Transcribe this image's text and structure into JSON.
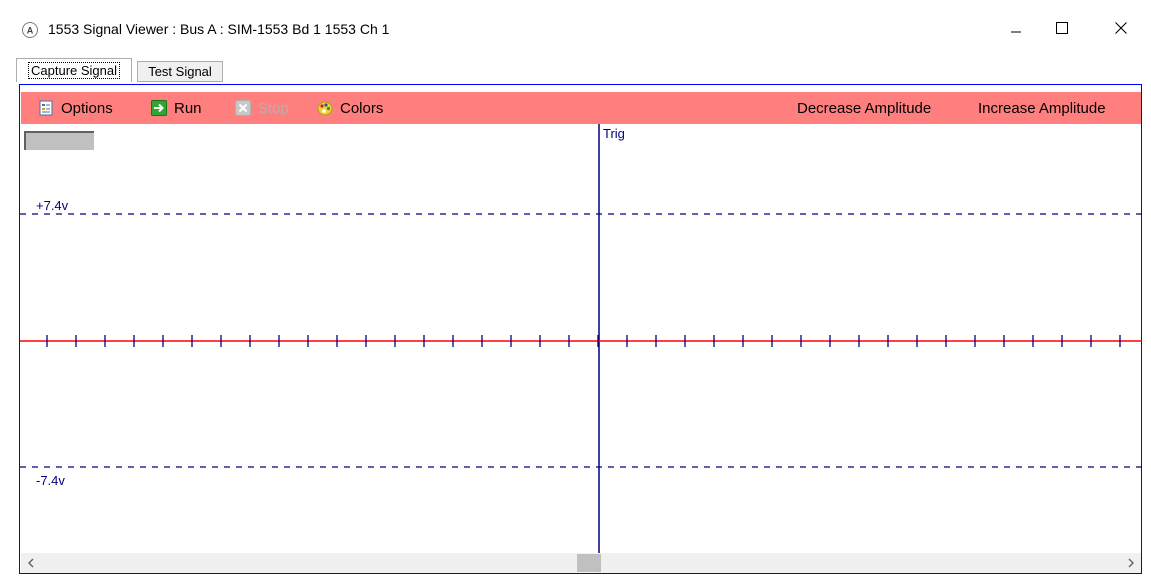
{
  "window": {
    "title": "1553 Signal Viewer : Bus A : SIM-1553 Bd 1 1553 Ch 1",
    "icon": "app-logo-icon"
  },
  "tabs": [
    {
      "label": "Capture Signal",
      "active": true
    },
    {
      "label": "Test Signal",
      "active": false
    }
  ],
  "toolbar": {
    "options_label": "Options",
    "run_label": "Run",
    "stop_label": "Stop",
    "colors_label": "Colors",
    "decrease_label": "Decrease Amplitude",
    "increase_label": "Increase Amplitude",
    "background_color": "#ff7f7f"
  },
  "scope": {
    "trigger_label": "Trig",
    "upper_level_label": "+7.4v",
    "lower_level_label": "-7.4v",
    "signal_color": "#ff0000",
    "grid_color": "#00007f"
  }
}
------------------------------
## [WHAT THIS TASK INVOLVES]
Gather each line that holds "Amplitude".

## [ANSWER TO THE TASK]
    "decrease_label": "Decrease Amplitude",
    "increase_label": "Increase Amplitude",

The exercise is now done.